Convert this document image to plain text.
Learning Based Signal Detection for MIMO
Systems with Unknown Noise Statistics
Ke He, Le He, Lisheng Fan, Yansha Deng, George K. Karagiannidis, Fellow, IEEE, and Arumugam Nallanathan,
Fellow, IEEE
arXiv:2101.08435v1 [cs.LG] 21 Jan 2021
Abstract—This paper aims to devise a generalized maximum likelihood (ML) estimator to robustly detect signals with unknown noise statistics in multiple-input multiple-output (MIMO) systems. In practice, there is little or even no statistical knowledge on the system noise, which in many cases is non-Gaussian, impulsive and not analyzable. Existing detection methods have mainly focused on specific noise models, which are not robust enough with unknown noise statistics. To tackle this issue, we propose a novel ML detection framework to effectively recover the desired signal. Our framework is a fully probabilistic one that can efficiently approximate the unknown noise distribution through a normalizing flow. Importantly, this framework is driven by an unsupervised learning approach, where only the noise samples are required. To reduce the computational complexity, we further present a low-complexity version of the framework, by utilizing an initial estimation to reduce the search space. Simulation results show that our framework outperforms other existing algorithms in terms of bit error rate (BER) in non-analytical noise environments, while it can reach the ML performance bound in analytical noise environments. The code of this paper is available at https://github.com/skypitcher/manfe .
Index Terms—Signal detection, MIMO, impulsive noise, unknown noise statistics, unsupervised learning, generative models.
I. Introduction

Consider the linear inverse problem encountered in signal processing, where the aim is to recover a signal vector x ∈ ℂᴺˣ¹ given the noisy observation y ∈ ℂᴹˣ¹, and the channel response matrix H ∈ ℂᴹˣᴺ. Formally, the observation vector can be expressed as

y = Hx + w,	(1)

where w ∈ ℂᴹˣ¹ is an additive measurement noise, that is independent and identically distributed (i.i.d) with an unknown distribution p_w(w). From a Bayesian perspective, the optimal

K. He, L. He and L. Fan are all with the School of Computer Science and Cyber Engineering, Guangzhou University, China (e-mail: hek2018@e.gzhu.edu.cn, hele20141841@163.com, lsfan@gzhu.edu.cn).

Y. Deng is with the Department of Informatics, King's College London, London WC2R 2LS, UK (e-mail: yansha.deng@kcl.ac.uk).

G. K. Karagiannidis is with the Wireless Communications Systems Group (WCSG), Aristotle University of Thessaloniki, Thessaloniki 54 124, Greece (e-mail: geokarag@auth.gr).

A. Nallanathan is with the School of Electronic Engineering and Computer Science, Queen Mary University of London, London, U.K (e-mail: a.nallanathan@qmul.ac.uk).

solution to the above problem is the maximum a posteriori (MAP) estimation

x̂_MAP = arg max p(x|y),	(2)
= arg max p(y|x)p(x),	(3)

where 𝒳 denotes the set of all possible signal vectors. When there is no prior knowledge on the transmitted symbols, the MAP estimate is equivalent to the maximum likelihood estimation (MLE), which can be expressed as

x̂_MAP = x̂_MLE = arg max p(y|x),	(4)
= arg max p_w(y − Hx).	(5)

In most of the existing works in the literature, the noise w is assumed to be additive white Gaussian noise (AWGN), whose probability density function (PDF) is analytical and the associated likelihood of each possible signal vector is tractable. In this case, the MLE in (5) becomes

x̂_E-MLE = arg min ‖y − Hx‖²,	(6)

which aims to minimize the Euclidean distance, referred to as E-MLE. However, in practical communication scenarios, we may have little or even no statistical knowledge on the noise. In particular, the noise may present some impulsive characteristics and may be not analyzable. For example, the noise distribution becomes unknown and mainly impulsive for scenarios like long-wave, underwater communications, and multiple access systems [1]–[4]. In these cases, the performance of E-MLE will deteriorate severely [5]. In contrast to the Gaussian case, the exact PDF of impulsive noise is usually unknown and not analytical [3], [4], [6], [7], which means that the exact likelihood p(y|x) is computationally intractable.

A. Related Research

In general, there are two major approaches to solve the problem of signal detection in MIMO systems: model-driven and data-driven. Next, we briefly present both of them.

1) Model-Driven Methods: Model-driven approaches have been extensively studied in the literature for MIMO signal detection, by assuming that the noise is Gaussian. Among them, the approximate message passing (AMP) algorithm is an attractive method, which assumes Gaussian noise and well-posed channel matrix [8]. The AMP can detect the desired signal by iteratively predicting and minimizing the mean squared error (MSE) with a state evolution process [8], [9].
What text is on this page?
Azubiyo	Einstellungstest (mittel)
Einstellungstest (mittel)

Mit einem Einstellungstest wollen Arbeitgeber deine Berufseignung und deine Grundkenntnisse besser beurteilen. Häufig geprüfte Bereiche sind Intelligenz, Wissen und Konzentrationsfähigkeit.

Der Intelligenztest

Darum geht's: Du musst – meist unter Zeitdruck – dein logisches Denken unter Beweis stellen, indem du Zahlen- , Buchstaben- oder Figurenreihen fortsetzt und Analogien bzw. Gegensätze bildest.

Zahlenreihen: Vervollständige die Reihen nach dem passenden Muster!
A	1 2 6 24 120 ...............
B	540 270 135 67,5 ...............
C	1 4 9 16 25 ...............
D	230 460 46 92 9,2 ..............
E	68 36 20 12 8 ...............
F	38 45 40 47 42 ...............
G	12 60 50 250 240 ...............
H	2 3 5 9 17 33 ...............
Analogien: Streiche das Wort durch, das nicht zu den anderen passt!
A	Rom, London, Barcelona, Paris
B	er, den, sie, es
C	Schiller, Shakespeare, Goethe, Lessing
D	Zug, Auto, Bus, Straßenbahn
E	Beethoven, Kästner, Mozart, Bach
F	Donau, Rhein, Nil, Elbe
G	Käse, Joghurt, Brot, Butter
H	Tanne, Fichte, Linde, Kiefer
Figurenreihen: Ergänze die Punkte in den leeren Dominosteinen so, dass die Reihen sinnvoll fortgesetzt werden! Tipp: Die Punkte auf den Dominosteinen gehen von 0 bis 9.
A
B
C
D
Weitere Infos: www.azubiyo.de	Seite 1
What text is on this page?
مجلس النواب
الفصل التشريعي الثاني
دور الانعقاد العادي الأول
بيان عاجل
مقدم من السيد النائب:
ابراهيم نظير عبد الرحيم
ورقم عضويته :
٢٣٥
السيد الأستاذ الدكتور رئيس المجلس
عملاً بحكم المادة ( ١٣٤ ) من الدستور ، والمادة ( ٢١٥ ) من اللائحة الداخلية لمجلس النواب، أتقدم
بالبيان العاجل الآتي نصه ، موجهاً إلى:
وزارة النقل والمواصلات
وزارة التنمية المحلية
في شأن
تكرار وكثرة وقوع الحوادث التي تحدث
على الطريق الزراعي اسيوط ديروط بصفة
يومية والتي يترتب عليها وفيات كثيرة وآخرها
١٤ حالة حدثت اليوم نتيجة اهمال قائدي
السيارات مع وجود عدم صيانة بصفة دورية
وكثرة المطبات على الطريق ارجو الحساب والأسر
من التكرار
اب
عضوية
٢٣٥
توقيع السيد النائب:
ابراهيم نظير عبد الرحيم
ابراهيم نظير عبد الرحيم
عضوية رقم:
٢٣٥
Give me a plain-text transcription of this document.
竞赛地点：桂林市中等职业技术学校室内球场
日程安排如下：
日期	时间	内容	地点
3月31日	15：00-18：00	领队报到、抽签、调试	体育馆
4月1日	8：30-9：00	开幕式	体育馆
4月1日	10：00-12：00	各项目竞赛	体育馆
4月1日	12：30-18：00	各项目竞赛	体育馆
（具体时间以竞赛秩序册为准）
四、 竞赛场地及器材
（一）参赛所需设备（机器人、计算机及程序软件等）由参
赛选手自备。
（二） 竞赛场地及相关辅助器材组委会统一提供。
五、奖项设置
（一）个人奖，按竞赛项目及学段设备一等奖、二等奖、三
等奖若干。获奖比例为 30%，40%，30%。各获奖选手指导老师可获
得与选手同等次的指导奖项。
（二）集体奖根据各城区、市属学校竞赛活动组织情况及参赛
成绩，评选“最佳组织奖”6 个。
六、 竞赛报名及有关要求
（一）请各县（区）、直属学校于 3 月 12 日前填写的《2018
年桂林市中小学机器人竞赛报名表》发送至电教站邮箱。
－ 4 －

----------

● The request: From the entries above, list each line with "IEEE" in it.

● Task answer:
Ke He, Le He, Lisheng Fan, Yansha Deng, George K. Karagiannidis, Fellow, IEEE, and Arumugam Nallanathan,
Fellow, IEEE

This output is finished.